→ **PROBLEM REQUIREMENTS**:
Count every line in the entries that contains "complete". Report that count alone.

→ **THE RECORDS**:
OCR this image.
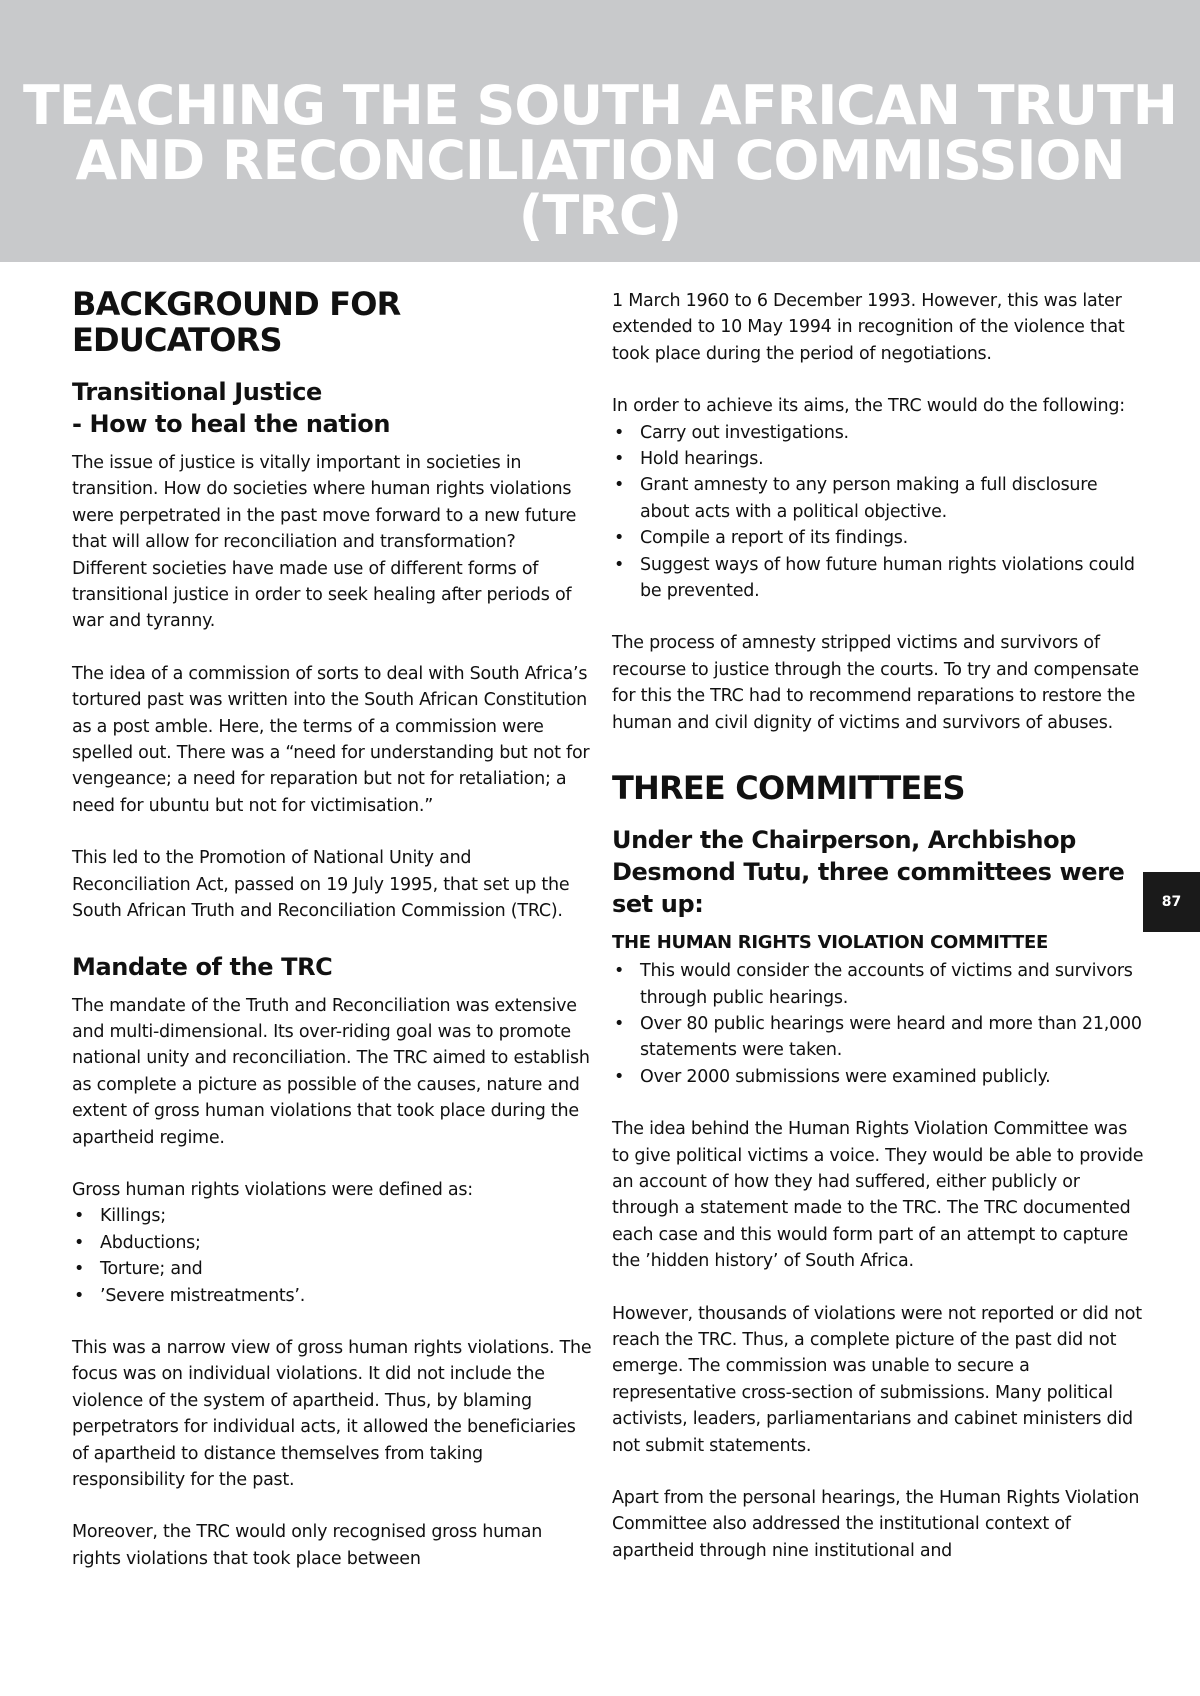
TEACHING THE SOUTH AFRICAN TRUTH AND RECONCILIATION COMMISSION (TRC)
BACKGROUND FOR EDUCATORS
Transitional Justice
- How to heal the nation

The issue of justice is vitally important in societies in transition. How do societies where human rights violations were perpetrated in the past move forward to a new future that will allow for reconciliation and transformation? Different societies have made use of different forms of transitional justice in order to seek healing after periods of war and tyranny.

The idea of a commission of sorts to deal with South Africa’s tortured past was written into the South African Constitution as a post amble. Here, the terms of a commission were spelled out. There was a “need for understanding but not for vengeance; a need for reparation but not for retaliation; a need for ubuntu but not for victimisation.”

This led to the Promotion of National Unity and Reconciliation Act, passed on 19 July 1995, that set up the South African Truth and Reconciliation Commission (TRC).

Mandate of the TRC

The mandate of the Truth and Reconciliation was extensive and multi-dimensional. Its over-riding goal was to promote national unity and reconciliation. The TRC aimed to establish as complete a picture as possible of the causes, nature and extent of gross human violations that took place during the apartheid regime.

Gross human rights violations were defined as:

• Killings;
• Abductions;
• Torture; and
• ’Severe mistreatments’.

This was a narrow view of gross human rights violations. The focus was on individual violations. It did not include the violence of the system of apartheid. Thus, by blaming perpetrators for individual acts, it allowed the beneficiaries of apartheid to distance themselves from taking responsibility for the past.

Moreover, the TRC would only recognised gross human rights violations that took place between

1 March 1960 to 6 December 1993. However, this was later extended to 10 May 1994 in recognition of the violence that took place during the period of negotiations.

In order to achieve its aims, the TRC would do the following:

• Carry out investigations.
• Hold hearings.
• Grant amnesty to any person making a full disclosure about acts with a political objective.
• Compile a report of its findings.
• Suggest ways of how future human rights violations could be prevented.

The process of amnesty stripped victims and survivors of recourse to justice through the courts. To try and compensate for this the TRC had to recommend reparations to restore the human and civil dignity of victims and survivors of abuses.

THREE COMMITTEES
Under the Chairperson, Archbishop Desmond Tutu, three committees were set up:
THE HUMAN RIGHTS VIOLATION COMMITTEE
• This would consider the accounts of victims and survivors through public hearings.
• Over 80 public hearings were heard and more than 21,000 statements were taken.
• Over 2000 submissions were examined publicly.

The idea behind the Human Rights Violation Committee was to give political victims a voice. They would be able to provide an account of how they had suffered, either publicly or through a statement made to the TRC. The TRC documented each case and this would form part of an attempt to capture the ’hidden history’ of South Africa.

However, thousands of violations were not reported or did not reach the TRC. Thus, a complete picture of the past did not emerge. The commission was unable to secure a representative cross-section of submissions. Many political activists, leaders, parliamentarians and cabinet ministers did not submit statements.

Apart from the personal hearings, the Human Rights Violation Committee also addressed the institutional context of apartheid through nine institutional and

87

→ **THE REPLY**:
2